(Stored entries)
══════

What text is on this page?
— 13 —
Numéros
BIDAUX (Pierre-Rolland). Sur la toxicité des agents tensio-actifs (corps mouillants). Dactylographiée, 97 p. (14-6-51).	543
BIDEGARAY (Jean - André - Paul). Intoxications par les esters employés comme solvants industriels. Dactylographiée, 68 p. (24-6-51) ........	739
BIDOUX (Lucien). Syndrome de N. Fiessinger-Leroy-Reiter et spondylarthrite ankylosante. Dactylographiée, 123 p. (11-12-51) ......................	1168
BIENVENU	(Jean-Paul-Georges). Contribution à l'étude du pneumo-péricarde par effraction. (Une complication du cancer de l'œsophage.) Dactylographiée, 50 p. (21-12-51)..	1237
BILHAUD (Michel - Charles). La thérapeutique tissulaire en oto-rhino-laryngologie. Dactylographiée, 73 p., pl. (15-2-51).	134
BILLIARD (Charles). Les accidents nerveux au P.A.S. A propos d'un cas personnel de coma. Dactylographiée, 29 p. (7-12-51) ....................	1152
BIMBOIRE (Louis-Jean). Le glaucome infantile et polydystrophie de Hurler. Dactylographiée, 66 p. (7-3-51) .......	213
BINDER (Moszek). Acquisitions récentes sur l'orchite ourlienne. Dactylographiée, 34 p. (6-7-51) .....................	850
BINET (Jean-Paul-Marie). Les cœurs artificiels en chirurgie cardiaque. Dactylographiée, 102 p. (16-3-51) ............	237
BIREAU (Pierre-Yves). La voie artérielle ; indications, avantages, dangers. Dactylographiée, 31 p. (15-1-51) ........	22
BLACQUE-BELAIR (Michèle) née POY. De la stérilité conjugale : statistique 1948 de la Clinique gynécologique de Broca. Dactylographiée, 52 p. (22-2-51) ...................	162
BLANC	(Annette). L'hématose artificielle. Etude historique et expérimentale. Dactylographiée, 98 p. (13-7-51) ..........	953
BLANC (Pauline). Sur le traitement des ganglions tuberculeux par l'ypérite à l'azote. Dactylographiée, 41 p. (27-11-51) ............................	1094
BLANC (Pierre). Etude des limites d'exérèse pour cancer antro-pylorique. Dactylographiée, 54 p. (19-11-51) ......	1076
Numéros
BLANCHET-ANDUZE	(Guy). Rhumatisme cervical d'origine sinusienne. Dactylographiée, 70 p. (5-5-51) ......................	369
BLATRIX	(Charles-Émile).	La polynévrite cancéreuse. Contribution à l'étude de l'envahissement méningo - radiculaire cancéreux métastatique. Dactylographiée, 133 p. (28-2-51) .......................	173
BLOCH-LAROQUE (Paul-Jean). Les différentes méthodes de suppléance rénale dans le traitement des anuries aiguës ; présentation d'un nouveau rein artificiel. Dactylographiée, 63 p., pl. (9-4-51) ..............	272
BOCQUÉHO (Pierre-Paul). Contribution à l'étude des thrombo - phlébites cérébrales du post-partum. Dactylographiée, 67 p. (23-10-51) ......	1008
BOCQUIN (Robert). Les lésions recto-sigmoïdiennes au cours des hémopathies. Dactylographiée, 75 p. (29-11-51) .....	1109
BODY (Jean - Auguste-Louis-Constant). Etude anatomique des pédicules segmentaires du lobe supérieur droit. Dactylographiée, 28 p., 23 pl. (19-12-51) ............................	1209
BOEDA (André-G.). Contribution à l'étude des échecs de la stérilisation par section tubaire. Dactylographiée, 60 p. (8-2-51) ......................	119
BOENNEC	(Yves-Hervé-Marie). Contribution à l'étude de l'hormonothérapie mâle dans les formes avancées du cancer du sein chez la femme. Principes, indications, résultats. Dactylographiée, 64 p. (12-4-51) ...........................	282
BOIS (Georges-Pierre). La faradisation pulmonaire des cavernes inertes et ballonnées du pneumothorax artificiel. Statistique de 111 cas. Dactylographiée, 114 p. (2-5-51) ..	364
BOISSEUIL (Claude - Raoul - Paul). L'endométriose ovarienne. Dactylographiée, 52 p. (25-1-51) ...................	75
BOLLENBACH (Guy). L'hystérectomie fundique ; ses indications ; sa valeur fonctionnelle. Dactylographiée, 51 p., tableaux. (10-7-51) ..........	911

══════

(Work instructions): Pull out each line of the listing that holds the string "Etude".

(Task output):
BLANC	(Annette). L'hématose artificielle. Etude historique et expérimentale. Dactylographiée, 98 p. (13-7-51) ..........	953
BLANC (Pierre). Etude des limites d'exérèse pour cancer antro-pylorique. Dactylographiée, 54 p. (19-11-51) ......	1076
BODY (Jean - Auguste-Louis-Constant). Etude anatomique des pédicules segmentaires du lobe supérieur droit. Dactylographiée, 28 p., 23 pl. (19-12-51) ............................	1209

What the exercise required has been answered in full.